### Dataset entries

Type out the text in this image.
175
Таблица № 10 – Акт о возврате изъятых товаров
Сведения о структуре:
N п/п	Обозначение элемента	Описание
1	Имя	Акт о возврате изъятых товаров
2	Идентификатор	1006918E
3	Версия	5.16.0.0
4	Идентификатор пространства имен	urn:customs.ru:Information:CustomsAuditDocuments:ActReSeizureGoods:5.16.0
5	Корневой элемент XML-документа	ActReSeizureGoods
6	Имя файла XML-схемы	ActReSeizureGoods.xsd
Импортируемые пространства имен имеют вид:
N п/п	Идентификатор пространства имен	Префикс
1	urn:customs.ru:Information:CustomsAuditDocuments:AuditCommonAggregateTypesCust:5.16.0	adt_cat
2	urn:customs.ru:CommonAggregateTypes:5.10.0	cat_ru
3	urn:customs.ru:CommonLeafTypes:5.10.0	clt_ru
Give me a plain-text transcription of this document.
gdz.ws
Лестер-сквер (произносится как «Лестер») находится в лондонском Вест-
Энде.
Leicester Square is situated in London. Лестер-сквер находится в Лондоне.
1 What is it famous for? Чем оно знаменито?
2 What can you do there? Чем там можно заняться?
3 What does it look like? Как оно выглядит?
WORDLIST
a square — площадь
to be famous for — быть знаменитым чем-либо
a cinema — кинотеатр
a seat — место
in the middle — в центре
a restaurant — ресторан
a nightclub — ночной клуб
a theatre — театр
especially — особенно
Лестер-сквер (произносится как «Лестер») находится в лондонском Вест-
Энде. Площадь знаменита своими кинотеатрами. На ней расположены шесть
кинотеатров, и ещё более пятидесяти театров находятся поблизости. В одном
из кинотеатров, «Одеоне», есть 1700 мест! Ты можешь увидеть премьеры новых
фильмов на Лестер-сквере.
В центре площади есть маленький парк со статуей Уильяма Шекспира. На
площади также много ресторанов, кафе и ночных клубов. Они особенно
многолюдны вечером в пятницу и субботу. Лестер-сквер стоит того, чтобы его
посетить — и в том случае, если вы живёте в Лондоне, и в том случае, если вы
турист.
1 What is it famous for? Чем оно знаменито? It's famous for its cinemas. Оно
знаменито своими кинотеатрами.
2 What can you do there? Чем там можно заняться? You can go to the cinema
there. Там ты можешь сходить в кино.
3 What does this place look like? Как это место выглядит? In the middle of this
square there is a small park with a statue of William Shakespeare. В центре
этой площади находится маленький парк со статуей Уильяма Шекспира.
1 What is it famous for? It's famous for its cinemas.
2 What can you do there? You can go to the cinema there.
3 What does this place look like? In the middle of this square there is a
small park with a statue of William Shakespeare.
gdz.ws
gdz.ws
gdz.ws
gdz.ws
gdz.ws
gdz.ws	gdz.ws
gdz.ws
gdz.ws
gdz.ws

### Task brief
Using the entries above, tally how many lines have the word "своими" in them; write the number and nothing more.

### Worked answer
2